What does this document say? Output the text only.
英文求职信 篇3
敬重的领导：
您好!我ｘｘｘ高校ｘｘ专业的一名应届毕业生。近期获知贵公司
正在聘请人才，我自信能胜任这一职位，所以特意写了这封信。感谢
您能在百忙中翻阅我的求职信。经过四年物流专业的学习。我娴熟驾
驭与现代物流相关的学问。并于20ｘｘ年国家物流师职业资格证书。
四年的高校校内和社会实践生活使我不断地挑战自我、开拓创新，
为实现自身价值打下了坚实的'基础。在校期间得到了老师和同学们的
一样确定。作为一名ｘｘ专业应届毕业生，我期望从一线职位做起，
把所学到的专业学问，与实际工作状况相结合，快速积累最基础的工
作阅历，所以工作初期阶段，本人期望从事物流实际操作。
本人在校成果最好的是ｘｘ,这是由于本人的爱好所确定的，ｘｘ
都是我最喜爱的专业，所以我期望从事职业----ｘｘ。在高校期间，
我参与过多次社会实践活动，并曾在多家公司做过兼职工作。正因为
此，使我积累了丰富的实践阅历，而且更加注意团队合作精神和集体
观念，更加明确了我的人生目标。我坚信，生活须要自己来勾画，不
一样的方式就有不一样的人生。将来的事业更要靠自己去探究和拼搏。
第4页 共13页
◇ ◇ ◇ ◇ ◇
§ EXERCISE GOAL: Write the data out again in full and exactly.

§ COMPLETED TASK:
What does this document say? Output the text only.
英文求职信 篇3
敬重的领导：
您好!我ｘｘｘ高校ｘｘ专业的一名应届毕业生。近期获知贵公司
正在聘请人才，我自信能胜任这一职位，所以特意写了这封信。感谢
您能在百忙中翻阅我的求职信。经过四年物流专业的学习。我娴熟驾
驭与现代物流相关的学问。并于20ｘｘ年国家物流师职业资格证书。
四年的高校校内和社会实践生活使我不断地挑战自我、开拓创新，
为实现自身价值打下了坚实的'基础。在校期间得到了老师和同学们的
一样确定。作为一名ｘｘ专业应届毕业生，我期望从一线职位做起，
把所学到的专业学问，与实际工作状况相结合，快速积累最基础的工
作阅历，所以工作初期阶段，本人期望从事物流实际操作。
本人在校成果最好的是ｘｘ,这是由于本人的爱好所确定的，ｘｘ
都是我最喜爱的专业，所以我期望从事职业----ｘｘ。在高校期间，
我参与过多次社会实践活动，并曾在多家公司做过兼职工作。正因为
此，使我积累了丰富的实践阅历，而且更加注意团队合作精神和集体
观念，更加明确了我的人生目标。我坚信，生活须要自己来勾画，不
一样的方式就有不一样的人生。将来的事业更要靠自己去探究和拼搏。
第4页 共13页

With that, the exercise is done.